▸ DIRECTIONS FOR THIS TASK
Return exactly the lines of the entries that start at the line containing "Type out the text in this image." and continue to the last line. Omit the pictures.

Data items:
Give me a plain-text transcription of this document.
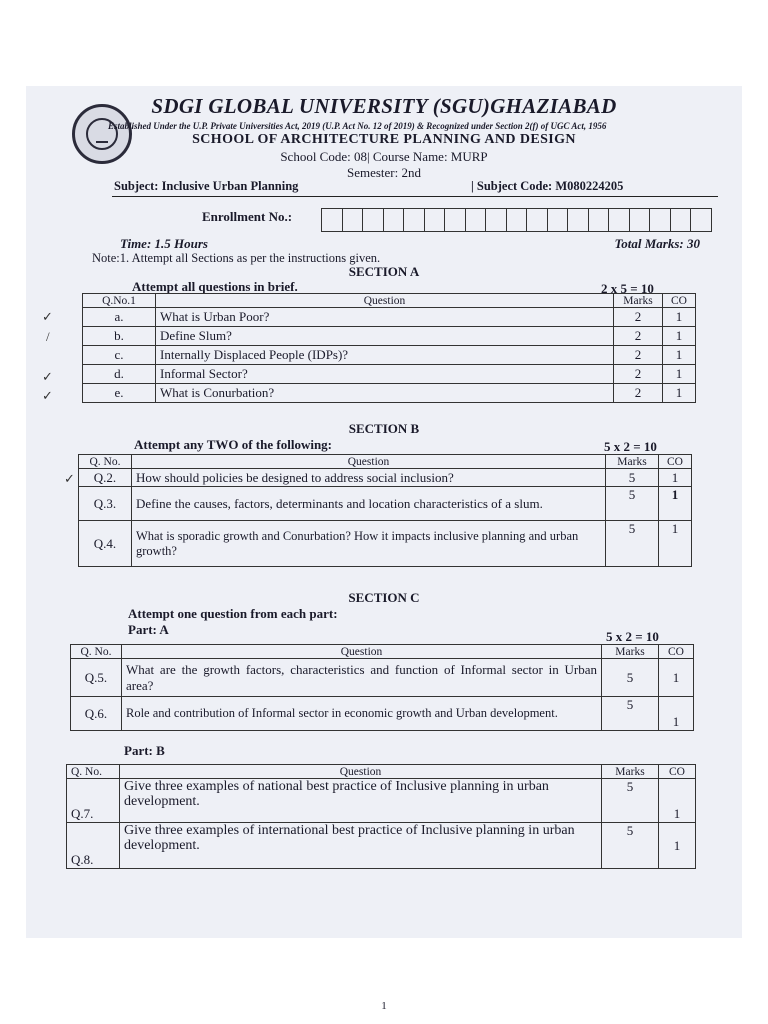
SDGI GLOBAL UNIVERSITY (SGU)GHAZIABAD
Established Under the U.P. Private Universities Act, 2019 (U.P. Act No. 12 of 2019) & Recognized under Section 2(f) of UGC Act, 1956
SCHOOL OF ARCHITECTURE PLANNING AND DESIGN
School Code: 08| Course Name: MURP
Semester: 2nd
Subject: Inclusive Urban Planning	| Subject Code: M080224205
Enrollment No.:
Time: 1.5 Hours	Total Marks: 30
Note:1. Attempt all Sections as per the instructions given.
SECTION A
Attempt all questions in brief.	2 x 5 = 10
Q.No.1	Question	Marks	CO
a.	What is Urban Poor?	2	1
b.	Define Slum?	2	1
c.	Internally Displaced People (IDPs)?	2	1
d.	Informal Sector?	2	1
e.	What is Conurbation?	2	1
SECTION B
Attempt any TWO of the following:	5 x 2 = 10
Q. No.	Question	Marks	CO
Q.2.	How should policies be designed to address social inclusion?	5	1
Q.3.	Define the causes, factors, determinants and location characteristics of a slum.	5	1
Q.4.	What is sporadic growth and Conurbation? How it impacts inclusive planning and urban growth?	5	1
SECTION C
Attempt one question from each part:
Part: A	5 x 2 = 10
Q. No.	Question	Marks	CO
Q.5.	What are the growth factors, characteristics and function of Informal sector in Urban area?	5	1
Q.6.	Role and contribution of Informal sector in economic growth and Urban development.	5	1
Part: B
Q. No.	Question	Marks	CO
Q.7.	Give three examples of national best practice of Inclusive planning in urban development.	5	1
Q.8.	Give three examples of international best practice of Inclusive planning in urban development.	5	1
✓
/
✓
✓
✓
1
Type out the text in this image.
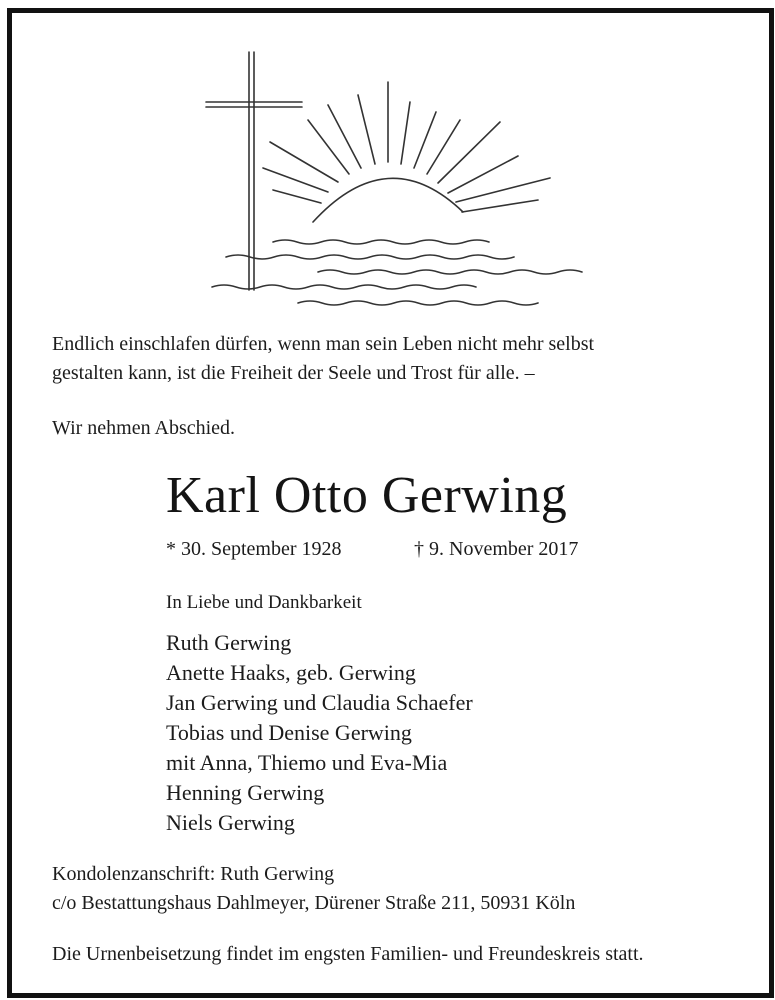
Endlich einschlafen dürfen, wenn man sein Leben nicht mehr selbst
gestalten kann, ist die Freiheit der Seele und Trost für alle. –
Wir nehmen Abschied.
Karl Otto Gerwing
* 30. September 1928	† 9. November 2017
In Liebe und Dankbarkeit
Ruth Gerwing
Anette Haaks, geb. Gerwing
Jan Gerwing und Claudia Schaefer
Tobias und Denise Gerwing
mit Anna, Thiemo und Eva-Mia
Henning Gerwing
Niels Gerwing
Kondolenzanschrift: Ruth Gerwing
c/o Bestattungshaus Dahlmeyer, Dürener Straße 211, 50931 Köln
Die Urnenbeisetzung findet im engsten Familien- und Freundeskreis statt.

▸ EXPECTED ANSWER
Type out the text in this image.
Endlich einschlafen dürfen, wenn man sein Leben nicht mehr selbst
gestalten kann, ist die Freiheit der Seele und Trost für alle. –
Wir nehmen Abschied.
Karl Otto Gerwing
* 30. September 1928	† 9. November 2017
In Liebe und Dankbarkeit
Ruth Gerwing
Anette Haaks, geb. Gerwing
Jan Gerwing und Claudia Schaefer
Tobias und Denise Gerwing
mit Anna, Thiemo und Eva-Mia
Henning Gerwing
Niels Gerwing
Kondolenzanschrift: Ruth Gerwing
c/o Bestattungshaus Dahlmeyer, Dürener Straße 211, 50931 Köln
Die Urnenbeisetzung findet im engsten Familien- und Freundeskreis statt.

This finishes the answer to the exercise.